» Exercise
Please work out how many lines in the material contain "КонсультантПлюс" and give only that figure.

Excerpt from a dataset:
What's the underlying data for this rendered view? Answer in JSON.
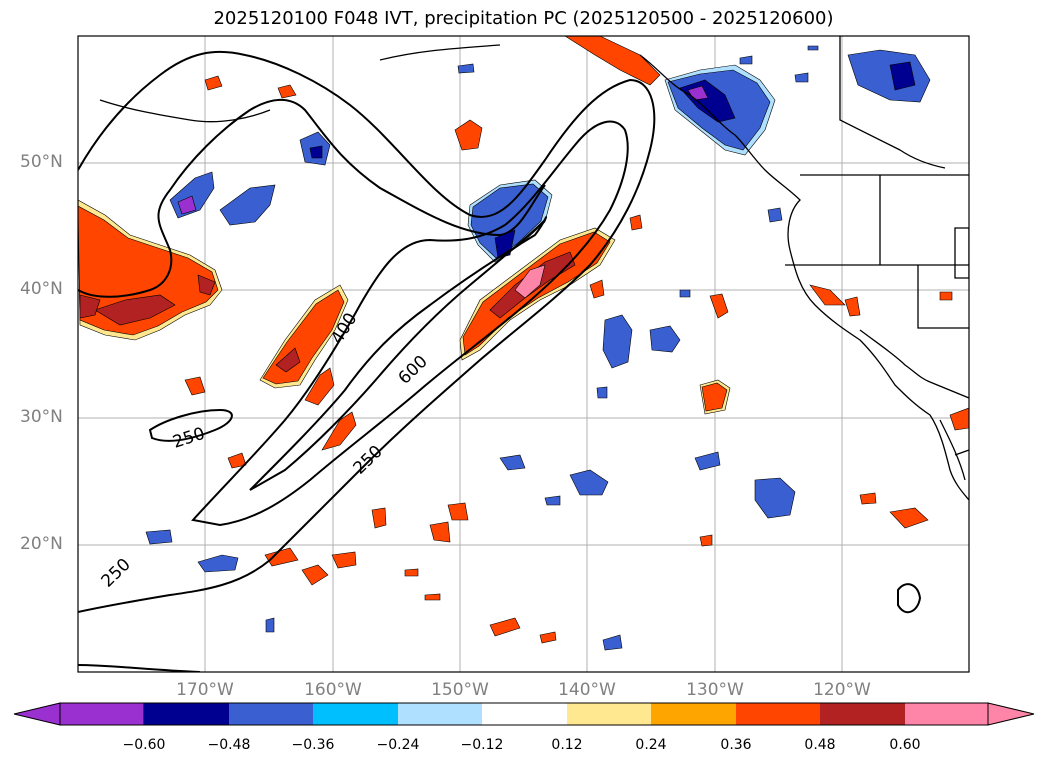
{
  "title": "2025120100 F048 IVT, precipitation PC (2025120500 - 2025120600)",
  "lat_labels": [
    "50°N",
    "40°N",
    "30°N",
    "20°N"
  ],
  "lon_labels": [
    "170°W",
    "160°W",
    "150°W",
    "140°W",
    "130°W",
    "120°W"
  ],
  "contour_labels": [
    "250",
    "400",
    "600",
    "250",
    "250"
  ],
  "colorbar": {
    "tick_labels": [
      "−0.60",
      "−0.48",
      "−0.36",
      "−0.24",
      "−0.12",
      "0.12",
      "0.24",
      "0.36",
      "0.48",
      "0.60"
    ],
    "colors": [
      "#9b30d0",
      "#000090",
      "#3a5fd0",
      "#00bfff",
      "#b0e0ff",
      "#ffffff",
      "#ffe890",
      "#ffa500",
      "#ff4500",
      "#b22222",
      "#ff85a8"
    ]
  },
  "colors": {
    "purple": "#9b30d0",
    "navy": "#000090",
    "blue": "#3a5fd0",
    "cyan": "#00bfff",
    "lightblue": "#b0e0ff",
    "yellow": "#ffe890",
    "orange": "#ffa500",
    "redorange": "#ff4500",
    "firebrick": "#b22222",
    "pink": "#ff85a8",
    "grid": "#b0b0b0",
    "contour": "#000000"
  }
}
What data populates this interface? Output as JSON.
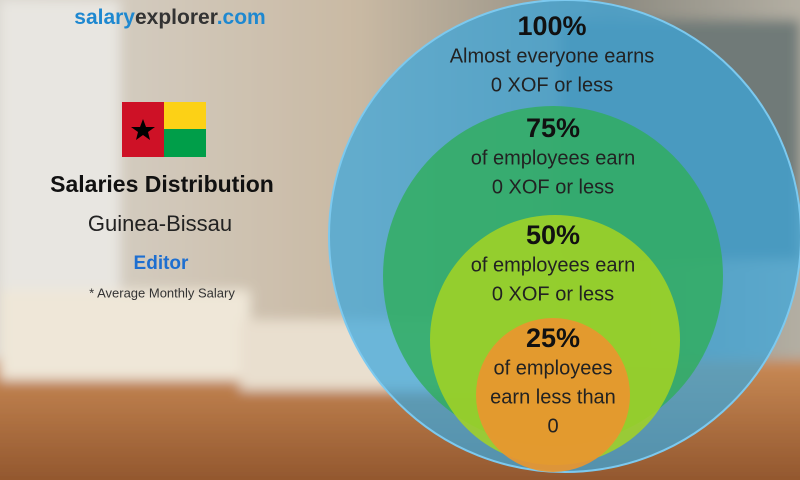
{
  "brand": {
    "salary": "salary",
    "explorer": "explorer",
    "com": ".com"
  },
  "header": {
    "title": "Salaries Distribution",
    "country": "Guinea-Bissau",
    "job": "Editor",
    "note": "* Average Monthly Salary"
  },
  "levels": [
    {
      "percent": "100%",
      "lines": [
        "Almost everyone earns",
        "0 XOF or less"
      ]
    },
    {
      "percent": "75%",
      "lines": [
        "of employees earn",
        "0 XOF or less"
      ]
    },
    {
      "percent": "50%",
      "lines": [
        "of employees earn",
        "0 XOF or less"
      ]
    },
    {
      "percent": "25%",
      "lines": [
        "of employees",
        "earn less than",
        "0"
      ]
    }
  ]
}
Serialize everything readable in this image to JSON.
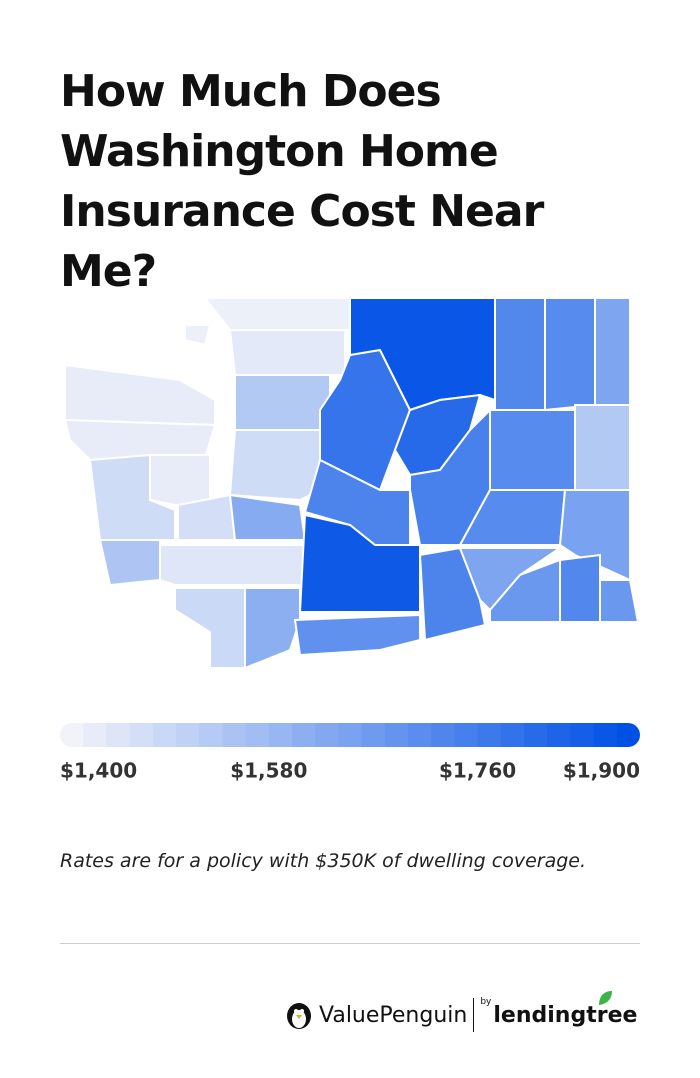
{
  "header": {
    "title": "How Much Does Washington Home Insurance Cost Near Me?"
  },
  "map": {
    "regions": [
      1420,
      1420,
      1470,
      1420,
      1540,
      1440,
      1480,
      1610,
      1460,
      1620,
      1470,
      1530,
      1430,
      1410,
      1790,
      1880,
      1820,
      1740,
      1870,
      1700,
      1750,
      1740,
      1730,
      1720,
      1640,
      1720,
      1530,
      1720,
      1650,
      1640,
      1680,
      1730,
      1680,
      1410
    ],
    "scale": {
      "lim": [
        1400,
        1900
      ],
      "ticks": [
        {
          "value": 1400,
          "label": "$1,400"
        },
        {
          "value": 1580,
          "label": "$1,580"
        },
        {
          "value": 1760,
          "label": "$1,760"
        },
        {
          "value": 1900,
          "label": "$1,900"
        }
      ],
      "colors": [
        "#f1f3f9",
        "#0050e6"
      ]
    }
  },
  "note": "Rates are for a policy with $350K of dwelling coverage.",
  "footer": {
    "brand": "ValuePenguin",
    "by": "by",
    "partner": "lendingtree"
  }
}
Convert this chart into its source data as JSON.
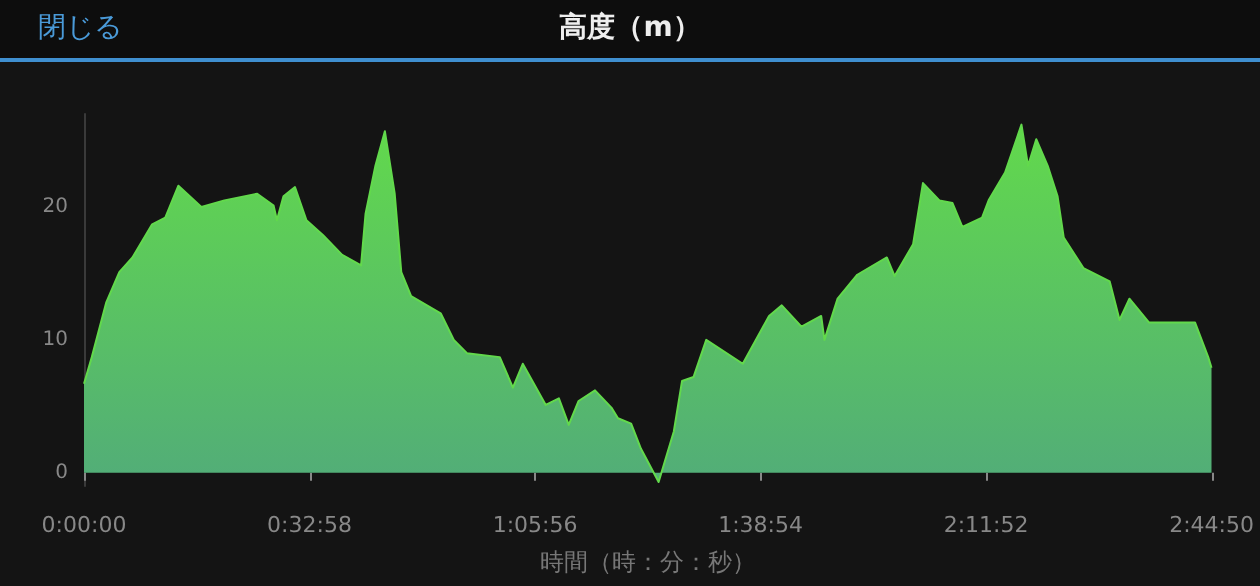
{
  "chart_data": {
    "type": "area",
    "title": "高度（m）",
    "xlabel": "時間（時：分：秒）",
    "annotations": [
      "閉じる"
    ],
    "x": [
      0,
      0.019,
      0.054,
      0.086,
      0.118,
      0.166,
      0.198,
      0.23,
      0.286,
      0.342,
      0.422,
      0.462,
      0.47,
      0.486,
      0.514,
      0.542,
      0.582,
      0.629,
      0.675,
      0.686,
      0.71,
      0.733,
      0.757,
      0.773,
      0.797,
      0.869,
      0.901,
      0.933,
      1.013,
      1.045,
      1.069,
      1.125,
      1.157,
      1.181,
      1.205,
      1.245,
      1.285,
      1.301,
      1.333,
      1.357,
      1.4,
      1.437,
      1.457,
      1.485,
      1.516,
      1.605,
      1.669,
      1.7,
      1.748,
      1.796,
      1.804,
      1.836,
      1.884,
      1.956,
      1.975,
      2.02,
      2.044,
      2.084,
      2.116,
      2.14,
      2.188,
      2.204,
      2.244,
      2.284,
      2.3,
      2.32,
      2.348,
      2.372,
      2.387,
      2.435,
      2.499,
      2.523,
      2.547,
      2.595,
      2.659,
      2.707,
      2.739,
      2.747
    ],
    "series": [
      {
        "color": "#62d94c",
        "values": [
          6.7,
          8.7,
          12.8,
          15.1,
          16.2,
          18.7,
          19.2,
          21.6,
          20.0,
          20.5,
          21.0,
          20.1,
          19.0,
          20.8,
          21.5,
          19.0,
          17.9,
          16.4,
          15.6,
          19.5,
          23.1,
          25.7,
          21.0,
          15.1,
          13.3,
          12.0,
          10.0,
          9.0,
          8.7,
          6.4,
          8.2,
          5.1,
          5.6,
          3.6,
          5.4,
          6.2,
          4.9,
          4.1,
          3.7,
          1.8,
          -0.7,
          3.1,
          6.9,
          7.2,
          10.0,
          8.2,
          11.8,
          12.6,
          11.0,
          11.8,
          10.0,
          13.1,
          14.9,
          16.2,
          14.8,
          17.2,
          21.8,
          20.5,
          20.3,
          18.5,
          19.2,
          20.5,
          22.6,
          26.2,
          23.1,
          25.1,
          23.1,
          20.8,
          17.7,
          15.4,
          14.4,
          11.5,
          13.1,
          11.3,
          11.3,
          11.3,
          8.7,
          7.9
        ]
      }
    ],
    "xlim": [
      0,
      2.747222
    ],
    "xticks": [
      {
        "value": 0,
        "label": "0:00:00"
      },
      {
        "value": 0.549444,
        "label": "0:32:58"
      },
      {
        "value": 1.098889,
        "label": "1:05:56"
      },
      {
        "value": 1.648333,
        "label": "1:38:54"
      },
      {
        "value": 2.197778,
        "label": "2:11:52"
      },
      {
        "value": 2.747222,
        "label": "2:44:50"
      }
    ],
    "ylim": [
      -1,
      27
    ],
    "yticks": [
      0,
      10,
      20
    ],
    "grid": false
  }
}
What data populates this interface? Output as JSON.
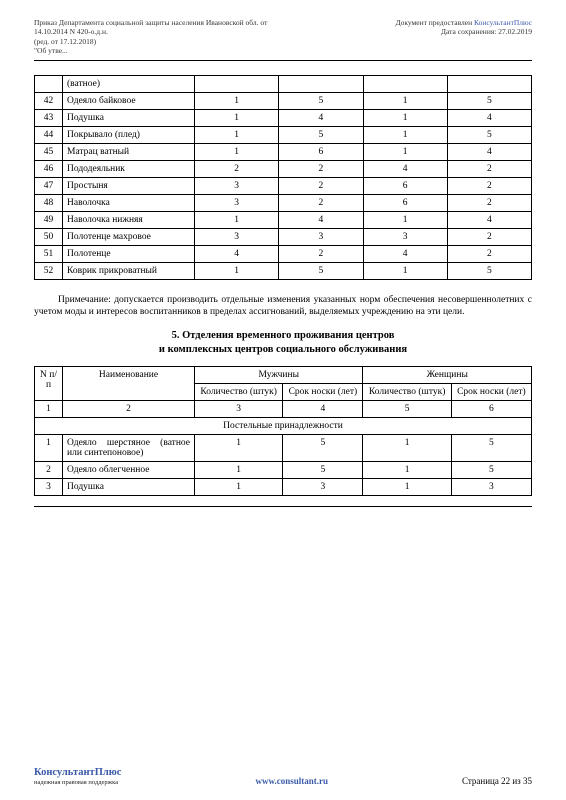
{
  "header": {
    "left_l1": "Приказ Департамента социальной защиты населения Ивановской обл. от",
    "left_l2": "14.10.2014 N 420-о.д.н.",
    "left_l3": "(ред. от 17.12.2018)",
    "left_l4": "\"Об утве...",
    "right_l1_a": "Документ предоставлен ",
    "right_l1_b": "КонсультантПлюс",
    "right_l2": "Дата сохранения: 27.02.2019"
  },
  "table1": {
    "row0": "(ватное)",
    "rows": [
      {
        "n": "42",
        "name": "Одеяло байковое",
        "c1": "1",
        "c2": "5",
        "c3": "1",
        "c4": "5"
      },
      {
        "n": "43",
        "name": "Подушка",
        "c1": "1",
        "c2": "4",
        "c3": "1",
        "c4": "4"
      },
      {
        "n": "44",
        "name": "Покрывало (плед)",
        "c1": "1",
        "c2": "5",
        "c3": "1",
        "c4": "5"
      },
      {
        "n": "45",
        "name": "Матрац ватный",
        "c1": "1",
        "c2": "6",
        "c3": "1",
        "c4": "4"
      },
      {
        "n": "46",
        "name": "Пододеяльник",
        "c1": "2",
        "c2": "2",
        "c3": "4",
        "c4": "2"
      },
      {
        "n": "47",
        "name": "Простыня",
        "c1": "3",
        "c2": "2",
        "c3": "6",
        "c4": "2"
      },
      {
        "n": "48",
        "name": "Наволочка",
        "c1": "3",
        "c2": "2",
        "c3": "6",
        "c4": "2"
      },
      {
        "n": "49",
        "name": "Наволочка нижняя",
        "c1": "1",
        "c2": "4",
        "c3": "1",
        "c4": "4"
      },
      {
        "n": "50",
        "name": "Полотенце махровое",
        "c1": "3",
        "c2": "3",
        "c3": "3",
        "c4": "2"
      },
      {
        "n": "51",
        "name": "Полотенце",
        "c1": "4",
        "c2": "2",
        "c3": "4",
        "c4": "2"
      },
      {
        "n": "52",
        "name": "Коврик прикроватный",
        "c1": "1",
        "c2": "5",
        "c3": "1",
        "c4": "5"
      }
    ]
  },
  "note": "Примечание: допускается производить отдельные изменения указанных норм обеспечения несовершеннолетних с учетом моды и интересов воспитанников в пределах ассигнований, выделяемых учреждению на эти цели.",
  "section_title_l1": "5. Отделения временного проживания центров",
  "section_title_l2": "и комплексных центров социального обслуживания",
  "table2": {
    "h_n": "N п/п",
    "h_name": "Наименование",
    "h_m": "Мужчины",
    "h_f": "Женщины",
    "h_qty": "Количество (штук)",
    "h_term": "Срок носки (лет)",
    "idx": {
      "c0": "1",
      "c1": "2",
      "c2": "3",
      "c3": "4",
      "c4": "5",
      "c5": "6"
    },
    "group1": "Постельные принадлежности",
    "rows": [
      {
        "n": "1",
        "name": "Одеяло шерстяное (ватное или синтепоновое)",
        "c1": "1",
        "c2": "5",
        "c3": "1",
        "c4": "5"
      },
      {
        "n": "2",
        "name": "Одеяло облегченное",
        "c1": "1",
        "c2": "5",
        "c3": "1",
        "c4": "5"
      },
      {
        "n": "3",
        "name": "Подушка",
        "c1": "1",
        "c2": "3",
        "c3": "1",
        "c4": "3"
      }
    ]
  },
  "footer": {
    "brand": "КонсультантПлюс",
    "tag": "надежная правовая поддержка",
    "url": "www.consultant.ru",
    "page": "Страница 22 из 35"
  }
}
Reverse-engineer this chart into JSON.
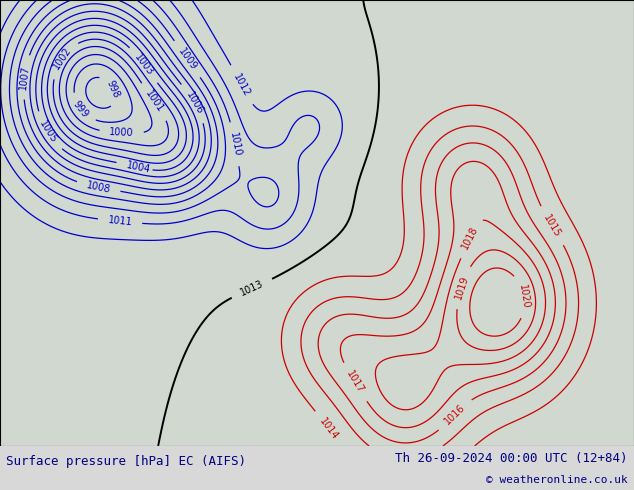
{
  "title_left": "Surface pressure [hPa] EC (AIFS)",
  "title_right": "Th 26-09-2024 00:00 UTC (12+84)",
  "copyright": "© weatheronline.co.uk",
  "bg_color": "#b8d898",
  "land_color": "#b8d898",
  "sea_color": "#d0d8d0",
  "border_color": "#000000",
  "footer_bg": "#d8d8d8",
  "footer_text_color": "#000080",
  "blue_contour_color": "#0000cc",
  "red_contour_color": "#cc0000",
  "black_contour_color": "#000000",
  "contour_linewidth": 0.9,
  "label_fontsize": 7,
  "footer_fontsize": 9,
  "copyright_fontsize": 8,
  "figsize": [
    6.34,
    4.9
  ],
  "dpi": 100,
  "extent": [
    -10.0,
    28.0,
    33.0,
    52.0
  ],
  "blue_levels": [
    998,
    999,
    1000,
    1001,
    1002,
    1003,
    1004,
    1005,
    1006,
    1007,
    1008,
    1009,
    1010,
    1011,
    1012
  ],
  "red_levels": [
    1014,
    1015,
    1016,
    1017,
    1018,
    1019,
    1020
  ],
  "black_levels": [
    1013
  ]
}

» Task answer
2